• 所给材料:
□ □ □ □
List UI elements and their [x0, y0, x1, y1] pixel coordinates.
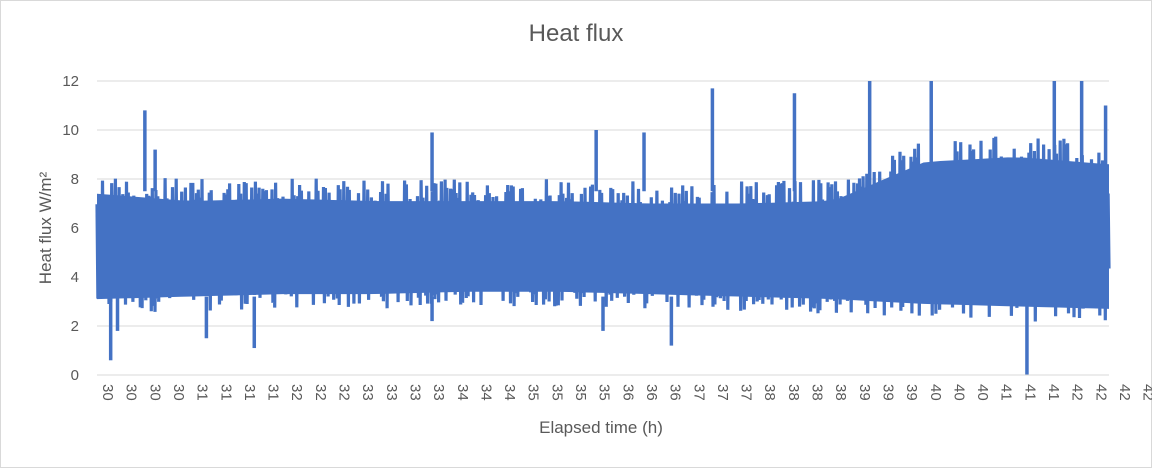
x-tick-label: 30: [170, 384, 187, 401]
chart-title: Heat flux: [528, 20, 624, 47]
x-tick-label: 31: [217, 384, 234, 401]
x-tick-label: 34: [477, 384, 494, 401]
x-tick-label: 32: [288, 384, 305, 401]
x-tick-label: 33: [406, 384, 423, 401]
x-tick-label: 33: [383, 384, 400, 401]
x-tick-label: 39: [903, 384, 920, 401]
x-tick-label: 38: [761, 384, 778, 401]
x-tick-label: 35: [525, 384, 542, 401]
x-tick-label: 36: [667, 384, 684, 401]
x-tick-label: 40: [927, 384, 944, 401]
x-tick-label: 41: [1045, 384, 1062, 401]
x-tick-label: 40: [950, 384, 967, 401]
x-tick-label: 33: [430, 384, 447, 401]
x-tick-label: 30: [146, 384, 163, 401]
x-tick-label: 31: [241, 384, 258, 401]
x-tick-label: 39: [879, 384, 896, 401]
x-tick-label: 41: [1021, 384, 1038, 401]
x-tick-label: 36: [619, 384, 636, 401]
y-tick-label: 6: [71, 220, 79, 237]
x-tick-label: 37: [714, 384, 731, 401]
y-tick-label: 2: [71, 318, 79, 335]
x-tick-label: 33: [359, 384, 376, 401]
x-tick-label: 42: [1092, 384, 1109, 401]
x-tick-label: 34: [501, 384, 518, 401]
y-tick-labels: 0 2 4 6 8 10 12: [62, 73, 79, 384]
x-tick-label: 36: [643, 384, 660, 401]
x-tick-label: 42: [1069, 384, 1086, 401]
y-tick-label: 12: [62, 73, 79, 90]
x-tick-label: 31: [194, 384, 211, 401]
x-tick-label: 30: [123, 384, 140, 401]
x-tick-label: 35: [596, 384, 613, 401]
y-tick-label: 4: [71, 269, 79, 286]
x-tick-label: 38: [785, 384, 802, 401]
x-tick-label: 41: [998, 384, 1015, 401]
x-tick-label: 38: [809, 384, 826, 401]
x-tick-label: 42: [1116, 384, 1133, 401]
x-tick-label: 37: [738, 384, 755, 401]
x-tick-label: 31: [265, 384, 282, 401]
y-tick-label: 10: [62, 122, 79, 139]
x-tick-label: 32: [312, 384, 329, 401]
x-tick-labels: 30 30 30 30 31 31 31 31 32 32 32 33 33 33 33 34 34 34 35 35…: [99, 384, 1152, 401]
y-tick-label: 8: [71, 171, 79, 188]
heat-flux-band: [97, 157, 1109, 309]
x-tick-label: 37: [690, 384, 707, 401]
x-tick-label: 35: [548, 384, 565, 401]
x-tick-label: 32: [336, 384, 353, 401]
x-tick-label: 40: [974, 384, 991, 401]
x-tick-label: 38: [832, 384, 849, 401]
x-axis-label: Elapsed time (h): [539, 418, 663, 437]
x-tick-label: 34: [454, 384, 471, 401]
x-tick-label: 35: [572, 384, 589, 401]
x-tick-label: 42: [1140, 384, 1152, 401]
heat-flux-series: [95, 81, 1111, 375]
x-tick-label: 39: [856, 384, 873, 401]
x-tick-label: 30: [99, 384, 116, 401]
y-tick-label: 0: [71, 367, 79, 384]
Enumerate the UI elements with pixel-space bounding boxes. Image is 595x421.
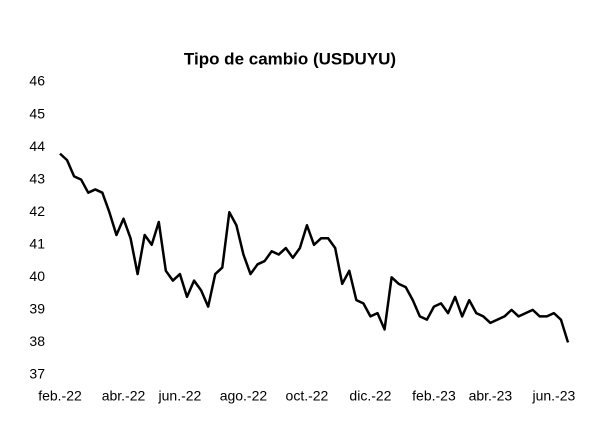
- y-tick-label: 39: [29, 301, 45, 317]
- y-tick-label: 41: [29, 235, 45, 251]
- x-tick-label: dic.-22: [349, 388, 391, 404]
- x-tick-label: oct.-22: [286, 388, 329, 404]
- y-tick-label: 40: [29, 268, 45, 284]
- line-series: [59, 152, 570, 343]
- y-tick-label: 38: [29, 333, 45, 349]
- x-tick-label: feb.-22: [38, 388, 82, 404]
- y-tick-label: 44: [29, 138, 45, 154]
- x-tick-label: feb.-23: [412, 388, 456, 404]
- y-tick-label: 37: [29, 366, 45, 382]
- y-tick-label: 43: [29, 170, 45, 186]
- y-tick-label: 46: [29, 73, 45, 89]
- y-tick-label: 45: [29, 105, 45, 121]
- x-tick-label: jun.-22: [158, 388, 202, 404]
- x-tick-label: abr.-22: [102, 388, 146, 404]
- x-tick-label: abr.-23: [469, 388, 513, 404]
- y-tick-label: 42: [29, 203, 45, 219]
- x-tick-label: jun.-23: [531, 388, 575, 404]
- x-tick-label: ago.-22: [220, 388, 268, 404]
- chart-title: Tipo de cambio (USDUYU): [184, 49, 396, 68]
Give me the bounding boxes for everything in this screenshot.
□ □ □ □
• 练习说明:
请摘出从含有“x-tick-label: 30: [170, 384, 187, 401]”的那一行到含有“x-tick-label: 33: [359, 384, 376, 401]”的那一行，首尾两行都包括在内，逐字照录，不作任何改动。

• 书面作答:
x-tick-label: 30: [170, 384, 187, 401]
chart-title: Heat flux: [528, 20, 624, 47]
x-tick-label: 31: [217, 384, 234, 401]
x-tick-label: 34: [477, 384, 494, 401]
x-tick-label: 32: [288, 384, 305, 401]
x-tick-label: 33: [406, 384, 423, 401]
x-tick-label: 33: [383, 384, 400, 401]
x-tick-label: 39: [903, 384, 920, 401]
x-tick-label: 38: [761, 384, 778, 401]
x-tick-label: 35: [525, 384, 542, 401]
x-tick-label: 36: [667, 384, 684, 401]
x-tick-label: 40: [927, 384, 944, 401]
x-tick-label: 41: [1045, 384, 1062, 401]
x-tick-label: 40: [950, 384, 967, 401]
x-tick-label: 33: [430, 384, 447, 401]
x-tick-label: 30: [146, 384, 163, 401]
x-tick-label: 31: [241, 384, 258, 401]
x-tick-label: 39: [879, 384, 896, 401]
x-tick-label: 41: [1021, 384, 1038, 401]
x-tick-label: 36: [619, 384, 636, 401]
y-tick-label: 6: [71, 220, 79, 237]
x-tick-label: 37: [714, 384, 731, 401]
y-tick-label: 2: [71, 318, 79, 335]
x-tick-label: 33: [359, 384, 376, 401]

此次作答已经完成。